--- EXERCISE ---
Copy the passage about the Numen / For Use design collective word for word, from "During the past" to "Osmo and Jugo.".

--- TEXT PROVIDED ---

[Start of Attachment]

During the past decade, the collective has developed a long-term collaboration with the Croatian designer furniture brand Prostoria, producing a wide range of characteristic designs. Key pieces for Prostoria include Buffa, Rei, Oblique and Trifidae collections, Polygon and Toggle easy chairs, Revolve sofa bed, Bik and Dobra chairs, Absent and Layout sofas, Avet low table, and outdoor collections Osmo and Jugo.

== Spatial Design ==
In addition to their installations and scenography, Numen / For Use have engaged in spatial design projects, often in collaboration with architects, focusing on public realms and hospitality interiors. Notable works include the redesign of the Split Waterfront (Riva), a 250-meter-long public promenade in front of Diocletian's Palace, realized in 2007 with the architectural studio 3LHD, emphasizing contemporary urban equipment in contrast with the historic context. They also designed the interior of Hotel Lone in Rovinj (2011), again partnering with 3LHD. Another key project is the interior of Hotel Osmoliš in Brsečine near Dubrovnik (2021) designed by Damir Vitković, done in collaboration with architects Vanja Magić and Ivana Jonke. Other public realm interventions include Poljana Square in Šibenik (2020), showcasing their approach to site-specific urban transformations.

[End of Attachment]

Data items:
[Start of Attachment]

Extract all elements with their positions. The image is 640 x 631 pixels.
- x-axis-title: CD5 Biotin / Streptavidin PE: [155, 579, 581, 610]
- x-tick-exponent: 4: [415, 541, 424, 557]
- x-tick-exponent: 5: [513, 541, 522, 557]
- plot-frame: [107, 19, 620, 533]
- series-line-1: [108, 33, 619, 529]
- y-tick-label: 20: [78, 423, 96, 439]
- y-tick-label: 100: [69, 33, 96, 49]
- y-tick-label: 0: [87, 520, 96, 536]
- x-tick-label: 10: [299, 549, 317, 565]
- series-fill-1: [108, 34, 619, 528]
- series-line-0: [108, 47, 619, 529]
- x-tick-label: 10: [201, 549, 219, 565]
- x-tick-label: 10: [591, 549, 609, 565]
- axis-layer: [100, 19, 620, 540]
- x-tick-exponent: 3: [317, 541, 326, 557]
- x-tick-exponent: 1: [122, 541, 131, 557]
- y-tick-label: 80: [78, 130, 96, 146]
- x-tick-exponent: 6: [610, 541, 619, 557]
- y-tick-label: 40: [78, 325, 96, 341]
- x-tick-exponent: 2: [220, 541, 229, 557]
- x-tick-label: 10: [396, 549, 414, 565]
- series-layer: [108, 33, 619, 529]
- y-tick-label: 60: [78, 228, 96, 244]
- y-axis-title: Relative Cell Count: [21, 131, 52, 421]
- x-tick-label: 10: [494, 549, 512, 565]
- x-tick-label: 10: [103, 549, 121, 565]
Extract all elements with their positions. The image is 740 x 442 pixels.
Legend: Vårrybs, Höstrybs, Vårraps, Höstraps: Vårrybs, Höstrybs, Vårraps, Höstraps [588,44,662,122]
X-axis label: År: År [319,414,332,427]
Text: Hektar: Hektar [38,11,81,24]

[End of Attachment]

--- RESPONSE AREA ---
During the past decade, the collective has developed a long-term collaboration with the Croatian designer furniture brand Prostoria, producing a wide range of characteristic designs. Key pieces for Prostoria include Buffa, Rei, Oblique and Trifidae collections, Polygon and Toggle easy chairs, Revolve sofa bed, Bik and Dobra chairs, Absent and Layout sofas, Avet low table, and outdoor collections Osmo and Jugo.